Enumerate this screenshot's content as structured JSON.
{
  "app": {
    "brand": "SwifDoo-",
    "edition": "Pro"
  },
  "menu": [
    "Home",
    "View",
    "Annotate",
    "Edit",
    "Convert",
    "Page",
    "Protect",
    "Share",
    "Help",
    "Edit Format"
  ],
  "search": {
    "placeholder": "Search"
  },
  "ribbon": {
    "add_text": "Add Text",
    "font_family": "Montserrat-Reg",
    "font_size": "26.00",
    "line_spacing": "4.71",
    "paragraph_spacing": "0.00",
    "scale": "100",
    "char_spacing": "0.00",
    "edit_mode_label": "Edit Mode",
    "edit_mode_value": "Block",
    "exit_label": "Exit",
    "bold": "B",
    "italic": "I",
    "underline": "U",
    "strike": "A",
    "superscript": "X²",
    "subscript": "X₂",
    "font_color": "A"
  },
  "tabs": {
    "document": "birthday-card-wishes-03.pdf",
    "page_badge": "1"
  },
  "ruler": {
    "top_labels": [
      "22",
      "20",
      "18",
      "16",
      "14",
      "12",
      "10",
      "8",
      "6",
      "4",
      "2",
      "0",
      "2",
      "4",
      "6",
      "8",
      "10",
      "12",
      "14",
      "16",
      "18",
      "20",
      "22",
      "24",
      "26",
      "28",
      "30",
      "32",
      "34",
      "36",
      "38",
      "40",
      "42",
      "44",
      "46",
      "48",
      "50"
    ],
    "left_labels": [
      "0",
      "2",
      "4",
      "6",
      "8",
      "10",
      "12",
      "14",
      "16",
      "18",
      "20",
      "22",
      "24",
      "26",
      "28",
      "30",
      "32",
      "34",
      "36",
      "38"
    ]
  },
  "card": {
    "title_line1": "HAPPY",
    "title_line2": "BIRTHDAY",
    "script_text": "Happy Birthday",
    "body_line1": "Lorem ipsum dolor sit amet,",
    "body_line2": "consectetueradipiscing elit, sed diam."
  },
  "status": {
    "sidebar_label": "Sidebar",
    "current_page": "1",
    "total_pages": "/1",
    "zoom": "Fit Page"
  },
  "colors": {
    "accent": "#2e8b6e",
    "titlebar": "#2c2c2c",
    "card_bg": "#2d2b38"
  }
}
+++
-- Exercise directions --
Transcribe each entry precisely, missing none.

-- The result --
Enumerate this screenshot's content as structured JSON.
{
  "app": {
    "brand": "SwifDoo-",
    "edition": "Pro"
  },
  "menu": [
    "Home",
    "View",
    "Annotate",
    "Edit",
    "Convert",
    "Page",
    "Protect",
    "Share",
    "Help",
    "Edit Format"
  ],
  "search": {
    "placeholder": "Search"
  },
  "ribbon": {
    "add_text": "Add Text",
    "font_family": "Montserrat-Reg",
    "font_size": "26.00",
    "line_spacing": "4.71",
    "paragraph_spacing": "0.00",
    "scale": "100",
    "char_spacing": "0.00",
    "edit_mode_label": "Edit Mode",
    "edit_mode_value": "Block",
    "exit_label": "Exit",
    "bold": "B",
    "italic": "I",
    "underline": "U",
    "strike": "A",
    "superscript": "X²",
    "subscript": "X₂",
    "font_color": "A"
  },
  "tabs": {
    "document": "birthday-card-wishes-03.pdf",
    "page_badge": "1"
  },
  "ruler": {
    "top_labels": [
      "22",
      "20",
      "18",
      "16",
      "14",
      "12",
      "10",
      "8",
      "6",
      "4",
      "2",
      "0",
      "2",
      "4",
      "6",
      "8",
      "10",
      "12",
      "14",
      "16",
      "18",
      "20",
      "22",
      "24",
      "26",
      "28",
      "30",
      "32",
      "34",
      "36",
      "38",
      "40",
      "42",
      "44",
      "46",
      "48",
      "50"
    ],
    "left_labels": [
      "0",
      "2",
      "4",
      "6",
      "8",
      "10",
      "12",
      "14",
      "16",
      "18",
      "20",
      "22",
      "24",
      "26",
      "28",
      "30",
      "32",
      "34",
      "36",
      "38"
    ]
  },
  "card": {
    "title_line1": "HAPPY",
    "title_line2": "BIRTHDAY",
    "script_text": "Happy Birthday",
    "body_line1": "Lorem ipsum dolor sit amet,",
    "body_line2": "consectetueradipiscing elit, sed diam."
  },
  "status": {
    "sidebar_label": "Sidebar",
    "current_page": "1",
    "total_pages": "/1",
    "zoom": "Fit Page"
  },
  "colors": {
    "accent": "#2e8b6e",
    "titlebar": "#2c2c2c",
    "card_bg": "#2d2b38"
  }
}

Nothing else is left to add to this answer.